- _Instructions for the task_:
Show each line that has the string "Благодаря" in it.

- _Dataset excerpt_:
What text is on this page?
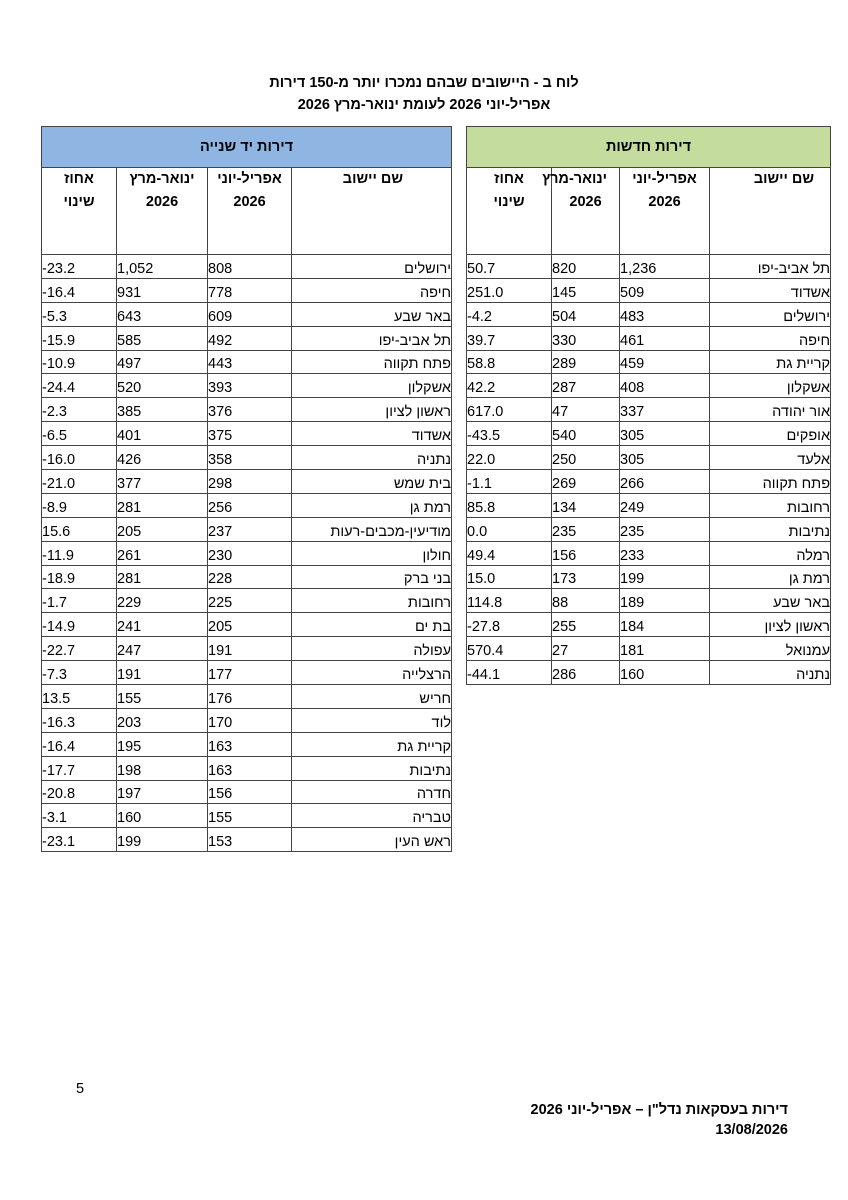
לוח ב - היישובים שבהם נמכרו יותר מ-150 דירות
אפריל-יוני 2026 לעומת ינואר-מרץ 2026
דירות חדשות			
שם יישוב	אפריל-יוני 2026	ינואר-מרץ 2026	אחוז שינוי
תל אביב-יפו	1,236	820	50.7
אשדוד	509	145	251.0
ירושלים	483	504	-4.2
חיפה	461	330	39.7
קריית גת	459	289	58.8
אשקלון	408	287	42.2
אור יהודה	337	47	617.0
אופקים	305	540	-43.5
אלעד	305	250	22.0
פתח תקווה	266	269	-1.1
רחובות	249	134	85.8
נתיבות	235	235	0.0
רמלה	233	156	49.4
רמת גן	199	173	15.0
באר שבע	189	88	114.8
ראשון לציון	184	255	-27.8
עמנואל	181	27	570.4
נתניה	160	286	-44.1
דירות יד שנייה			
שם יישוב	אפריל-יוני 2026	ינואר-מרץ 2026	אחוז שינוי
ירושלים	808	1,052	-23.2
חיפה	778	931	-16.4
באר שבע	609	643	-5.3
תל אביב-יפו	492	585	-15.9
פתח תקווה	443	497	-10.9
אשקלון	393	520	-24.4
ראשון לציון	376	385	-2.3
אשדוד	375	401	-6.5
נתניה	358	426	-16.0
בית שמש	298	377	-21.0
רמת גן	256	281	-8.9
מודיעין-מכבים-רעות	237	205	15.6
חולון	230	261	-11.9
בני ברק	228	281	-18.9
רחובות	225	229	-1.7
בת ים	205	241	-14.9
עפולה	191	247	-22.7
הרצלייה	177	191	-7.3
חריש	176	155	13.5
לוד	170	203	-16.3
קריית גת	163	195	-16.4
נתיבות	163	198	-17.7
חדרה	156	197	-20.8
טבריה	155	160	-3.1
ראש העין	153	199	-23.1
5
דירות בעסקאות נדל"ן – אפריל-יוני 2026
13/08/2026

---

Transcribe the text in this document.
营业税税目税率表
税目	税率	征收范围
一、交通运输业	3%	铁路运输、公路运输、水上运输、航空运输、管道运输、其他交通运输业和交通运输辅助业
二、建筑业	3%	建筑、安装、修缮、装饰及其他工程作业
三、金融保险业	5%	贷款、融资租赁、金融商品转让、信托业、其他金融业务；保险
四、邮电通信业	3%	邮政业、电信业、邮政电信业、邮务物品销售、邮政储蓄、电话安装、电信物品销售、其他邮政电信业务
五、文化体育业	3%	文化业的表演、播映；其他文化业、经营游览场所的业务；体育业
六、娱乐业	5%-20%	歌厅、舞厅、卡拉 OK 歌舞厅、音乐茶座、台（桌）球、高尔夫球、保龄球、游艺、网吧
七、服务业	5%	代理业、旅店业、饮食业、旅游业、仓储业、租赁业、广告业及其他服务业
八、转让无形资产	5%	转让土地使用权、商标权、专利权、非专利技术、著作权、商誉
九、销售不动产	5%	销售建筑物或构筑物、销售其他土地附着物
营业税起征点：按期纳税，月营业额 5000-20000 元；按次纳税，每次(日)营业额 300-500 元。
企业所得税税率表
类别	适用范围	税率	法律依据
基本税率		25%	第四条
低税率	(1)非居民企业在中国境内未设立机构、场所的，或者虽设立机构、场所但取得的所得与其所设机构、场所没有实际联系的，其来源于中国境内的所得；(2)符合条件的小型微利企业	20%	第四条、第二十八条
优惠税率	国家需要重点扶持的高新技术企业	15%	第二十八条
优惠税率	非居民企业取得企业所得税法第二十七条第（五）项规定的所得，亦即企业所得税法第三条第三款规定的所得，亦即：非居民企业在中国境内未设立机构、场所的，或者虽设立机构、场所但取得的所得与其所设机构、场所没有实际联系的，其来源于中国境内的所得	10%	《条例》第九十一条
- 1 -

...

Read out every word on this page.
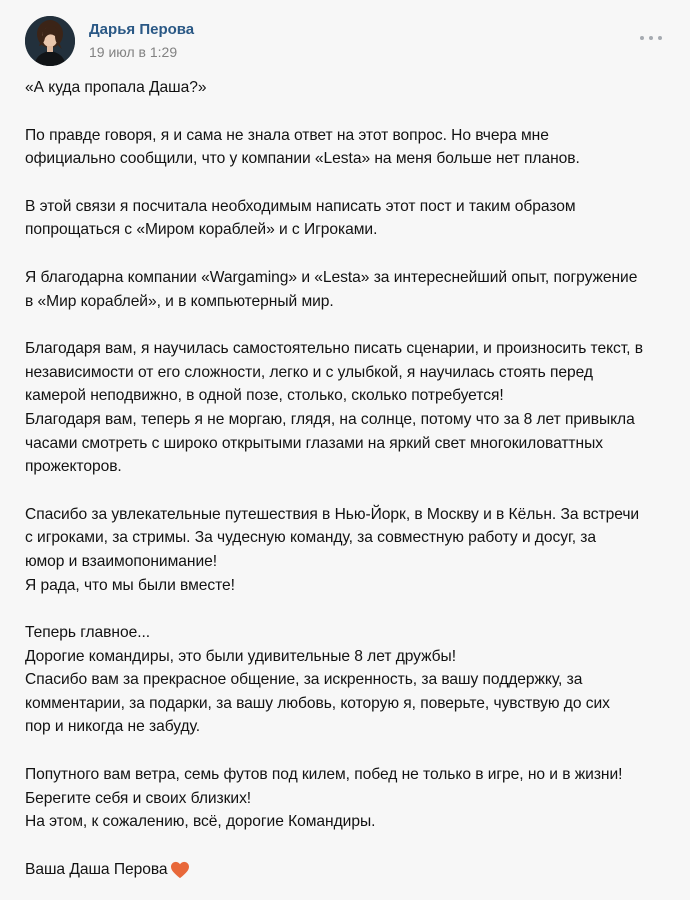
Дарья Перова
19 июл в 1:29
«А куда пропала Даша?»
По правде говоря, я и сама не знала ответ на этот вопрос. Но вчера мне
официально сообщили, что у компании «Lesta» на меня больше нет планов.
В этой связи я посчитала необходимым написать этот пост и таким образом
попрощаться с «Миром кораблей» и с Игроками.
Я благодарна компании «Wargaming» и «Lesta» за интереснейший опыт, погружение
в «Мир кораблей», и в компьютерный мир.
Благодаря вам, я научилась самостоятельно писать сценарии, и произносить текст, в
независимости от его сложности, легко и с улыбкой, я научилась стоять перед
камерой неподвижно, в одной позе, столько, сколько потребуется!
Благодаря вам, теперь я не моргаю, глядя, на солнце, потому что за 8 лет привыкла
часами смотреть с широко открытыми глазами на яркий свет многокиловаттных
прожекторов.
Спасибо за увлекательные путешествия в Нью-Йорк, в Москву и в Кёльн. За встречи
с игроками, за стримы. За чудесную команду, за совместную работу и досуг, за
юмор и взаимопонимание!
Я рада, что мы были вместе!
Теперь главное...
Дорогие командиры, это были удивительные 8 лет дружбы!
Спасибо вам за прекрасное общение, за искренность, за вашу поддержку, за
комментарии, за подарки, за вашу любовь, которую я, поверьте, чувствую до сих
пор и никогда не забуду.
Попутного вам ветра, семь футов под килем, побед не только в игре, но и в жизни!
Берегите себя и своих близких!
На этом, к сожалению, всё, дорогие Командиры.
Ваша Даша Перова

- _Task solution_:
Благодаря вам, я научилась самостоятельно писать сценарии, и произносить текст, в
Благодаря вам, теперь я не моргаю, глядя, на солнце, потому что за 8 лет привыкла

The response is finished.